■ Data tied to figure images
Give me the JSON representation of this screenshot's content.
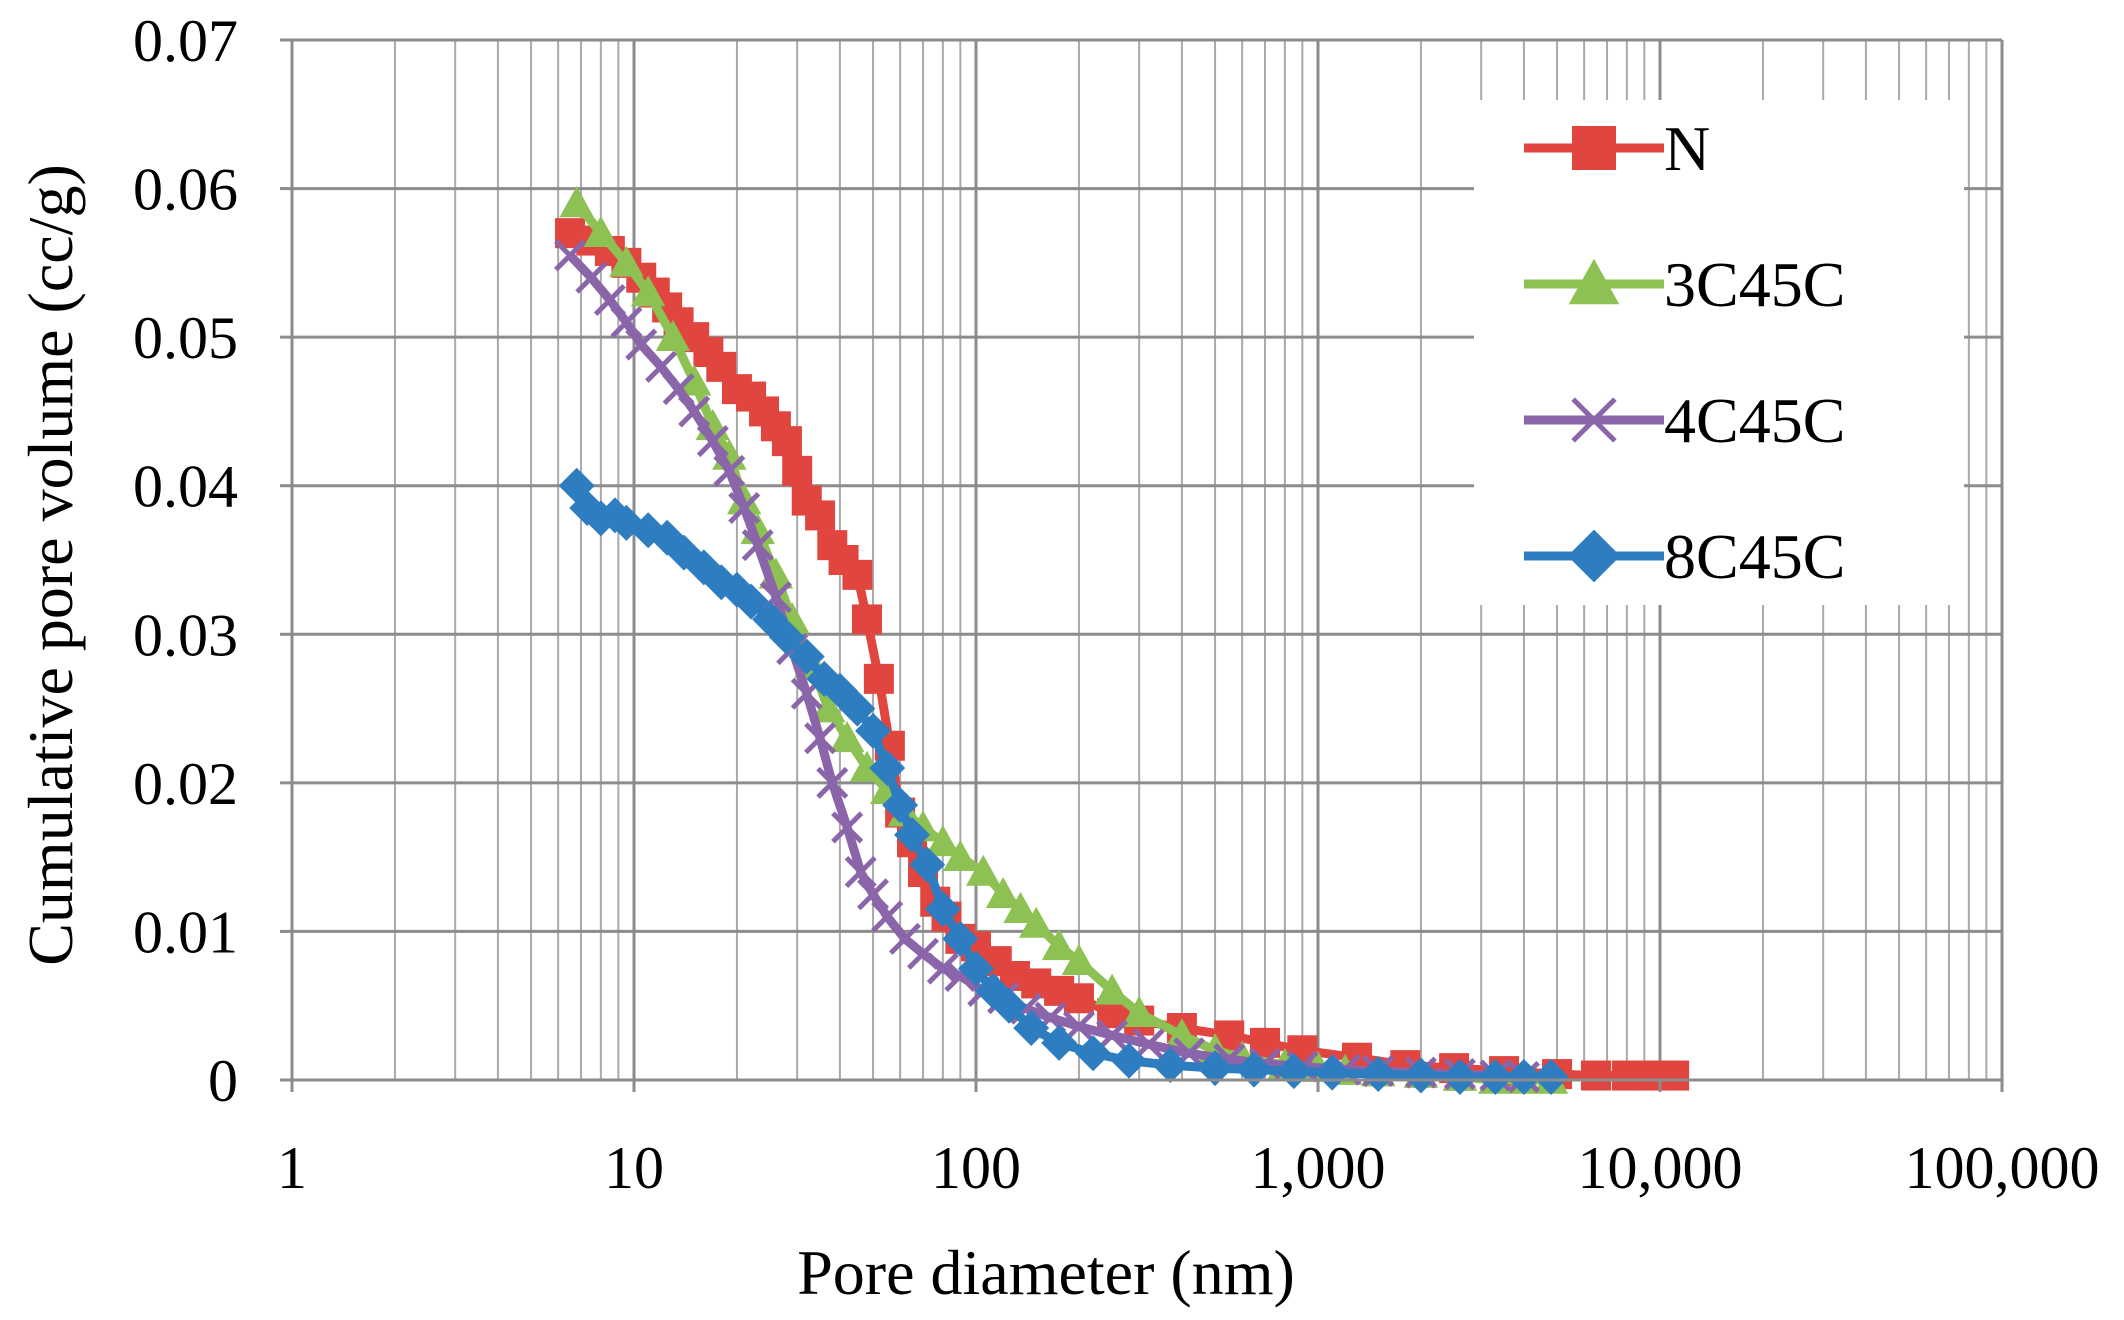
{
  "chart_data": {
    "type": "line",
    "title": "",
    "xlabel": "Pore diameter (nm)",
    "ylabel": "Cumulative pore volume (cc/g)",
    "xscale": "log",
    "xlim": [
      1,
      100000
    ],
    "ylim": [
      0,
      0.07
    ],
    "grid": true,
    "legend_position": "top-right",
    "x_ticks": [
      1,
      10,
      100,
      1000,
      10000,
      100000
    ],
    "x_tick_labels": [
      "1",
      "10",
      "100",
      "1,000",
      "10,000",
      "100,000"
    ],
    "y_ticks": [
      0,
      0.01,
      0.02,
      0.03,
      0.04,
      0.05,
      0.06,
      0.07
    ],
    "y_tick_labels": [
      "0",
      "0.01",
      "0.02",
      "0.03",
      "0.04",
      "0.05",
      "0.06",
      "0.07"
    ],
    "series": [
      {
        "name": "N",
        "color": "#E0463F",
        "marker": "square",
        "points": [
          [
            6.5,
            0.057
          ],
          [
            7.5,
            0.0565
          ],
          [
            8.5,
            0.0558
          ],
          [
            9.5,
            0.055
          ],
          [
            10.5,
            0.054
          ],
          [
            11.5,
            0.053
          ],
          [
            12.5,
            0.052
          ],
          [
            13.5,
            0.051
          ],
          [
            15,
            0.05
          ],
          [
            16.5,
            0.049
          ],
          [
            18,
            0.048
          ],
          [
            20,
            0.0465
          ],
          [
            22,
            0.046
          ],
          [
            24,
            0.045
          ],
          [
            26,
            0.044
          ],
          [
            28,
            0.043
          ],
          [
            30,
            0.041
          ],
          [
            32,
            0.039
          ],
          [
            35,
            0.038
          ],
          [
            38,
            0.036
          ],
          [
            41,
            0.035
          ],
          [
            45,
            0.034
          ],
          [
            48,
            0.031
          ],
          [
            52,
            0.027
          ],
          [
            56,
            0.0225
          ],
          [
            60,
            0.018
          ],
          [
            65,
            0.016
          ],
          [
            70,
            0.014
          ],
          [
            76,
            0.012
          ],
          [
            82,
            0.011
          ],
          [
            90,
            0.0095
          ],
          [
            100,
            0.009
          ],
          [
            115,
            0.008
          ],
          [
            130,
            0.007
          ],
          [
            150,
            0.0065
          ],
          [
            175,
            0.006
          ],
          [
            200,
            0.0055
          ],
          [
            250,
            0.0045
          ],
          [
            300,
            0.004
          ],
          [
            400,
            0.0035
          ],
          [
            550,
            0.003
          ],
          [
            700,
            0.0025
          ],
          [
            900,
            0.002
          ],
          [
            1300,
            0.0015
          ],
          [
            1800,
            0.001
          ],
          [
            2500,
            0.0008
          ],
          [
            3500,
            0.0006
          ],
          [
            5000,
            0.0004
          ],
          [
            6500,
            0.0003
          ],
          [
            8000,
            0.0003
          ],
          [
            9500,
            0.0003
          ],
          [
            11000,
            0.0003
          ]
        ]
      },
      {
        "name": "3C45C",
        "color": "#8DC153",
        "marker": "triangle",
        "points": [
          [
            6.8,
            0.059
          ],
          [
            8,
            0.057
          ],
          [
            9.5,
            0.055
          ],
          [
            11,
            0.053
          ],
          [
            13,
            0.05
          ],
          [
            15,
            0.047
          ],
          [
            17,
            0.044
          ],
          [
            19,
            0.042
          ],
          [
            21,
            0.039
          ],
          [
            23,
            0.037
          ],
          [
            26,
            0.034
          ],
          [
            29,
            0.031
          ],
          [
            33,
            0.028
          ],
          [
            37,
            0.025
          ],
          [
            42,
            0.023
          ],
          [
            48,
            0.021
          ],
          [
            55,
            0.0195
          ],
          [
            62,
            0.018
          ],
          [
            70,
            0.017
          ],
          [
            80,
            0.016
          ],
          [
            90,
            0.015
          ],
          [
            105,
            0.014
          ],
          [
            120,
            0.0125
          ],
          [
            135,
            0.0115
          ],
          [
            150,
            0.0105
          ],
          [
            175,
            0.009
          ],
          [
            200,
            0.008
          ],
          [
            250,
            0.006
          ],
          [
            300,
            0.0045
          ],
          [
            400,
            0.003
          ],
          [
            500,
            0.002
          ],
          [
            600,
            0.0015
          ],
          [
            800,
            0.001
          ],
          [
            1000,
            0.0008
          ],
          [
            1200,
            0.0006
          ],
          [
            1500,
            0.0005
          ],
          [
            2000,
            0.0004
          ],
          [
            2600,
            0.0002
          ],
          [
            3300,
            0
          ],
          [
            4000,
            0
          ],
          [
            4800,
            0
          ]
        ]
      },
      {
        "name": "4C45C",
        "color": "#8A65AA",
        "marker": "x",
        "points": [
          [
            6.5,
            0.0555
          ],
          [
            7.5,
            0.054
          ],
          [
            8.5,
            0.0525
          ],
          [
            9.5,
            0.051
          ],
          [
            10.5,
            0.0495
          ],
          [
            12,
            0.048
          ],
          [
            13.5,
            0.0465
          ],
          [
            15,
            0.045
          ],
          [
            17,
            0.043
          ],
          [
            19,
            0.041
          ],
          [
            21,
            0.0385
          ],
          [
            23,
            0.036
          ],
          [
            26,
            0.0325
          ],
          [
            29,
            0.029
          ],
          [
            32,
            0.026
          ],
          [
            35,
            0.023
          ],
          [
            38,
            0.02
          ],
          [
            42,
            0.017
          ],
          [
            46,
            0.014
          ],
          [
            50,
            0.0125
          ],
          [
            55,
            0.011
          ],
          [
            62,
            0.0095
          ],
          [
            70,
            0.0085
          ],
          [
            80,
            0.0075
          ],
          [
            90,
            0.007
          ],
          [
            105,
            0.006
          ],
          [
            120,
            0.0055
          ],
          [
            140,
            0.0048
          ],
          [
            165,
            0.0042
          ],
          [
            200,
            0.0036
          ],
          [
            250,
            0.003
          ],
          [
            320,
            0.0024
          ],
          [
            420,
            0.0018
          ],
          [
            550,
            0.0014
          ],
          [
            700,
            0.0011
          ],
          [
            900,
            0.0009
          ],
          [
            1200,
            0.0007
          ],
          [
            1500,
            0.0006
          ],
          [
            2000,
            0.0005
          ],
          [
            2600,
            0.0004
          ],
          [
            3300,
            0.0003
          ],
          [
            4000,
            0.0002
          ]
        ]
      },
      {
        "name": "8C45C",
        "color": "#2E7DC0",
        "marker": "diamond",
        "points": [
          [
            6.8,
            0.04
          ],
          [
            7.3,
            0.0385
          ],
          [
            8,
            0.0378
          ],
          [
            8.8,
            0.038
          ],
          [
            9.5,
            0.0375
          ],
          [
            11,
            0.037
          ],
          [
            12.5,
            0.0365
          ],
          [
            14,
            0.0355
          ],
          [
            16,
            0.0345
          ],
          [
            18,
            0.0335
          ],
          [
            20,
            0.033
          ],
          [
            22,
            0.0322
          ],
          [
            25,
            0.031
          ],
          [
            28,
            0.0298
          ],
          [
            32,
            0.0285
          ],
          [
            36,
            0.027
          ],
          [
            40,
            0.0262
          ],
          [
            45,
            0.025
          ],
          [
            50,
            0.0235
          ],
          [
            55,
            0.021
          ],
          [
            60,
            0.0185
          ],
          [
            65,
            0.0165
          ],
          [
            72,
            0.0145
          ],
          [
            80,
            0.0115
          ],
          [
            90,
            0.0095
          ],
          [
            100,
            0.0075
          ],
          [
            112,
            0.006
          ],
          [
            125,
            0.005
          ],
          [
            145,
            0.0035
          ],
          [
            175,
            0.0025
          ],
          [
            220,
            0.0018
          ],
          [
            280,
            0.0013
          ],
          [
            370,
            0.001
          ],
          [
            500,
            0.0008
          ],
          [
            650,
            0.0007
          ],
          [
            850,
            0.0006
          ],
          [
            1100,
            0.0005
          ],
          [
            1500,
            0.0004
          ],
          [
            2000,
            0.0003
          ],
          [
            2600,
            0.0002
          ],
          [
            3300,
            0.0002
          ],
          [
            4000,
            0.0002
          ],
          [
            4800,
            0.0002
          ]
        ]
      }
    ]
  }
}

■ Task goal
Look through the listing above. Pick out each line with "marker" and copy it.

■ Written solution
        "marker": "square",
        "marker": "triangle",
        "marker": "x",
        "marker": "diamond",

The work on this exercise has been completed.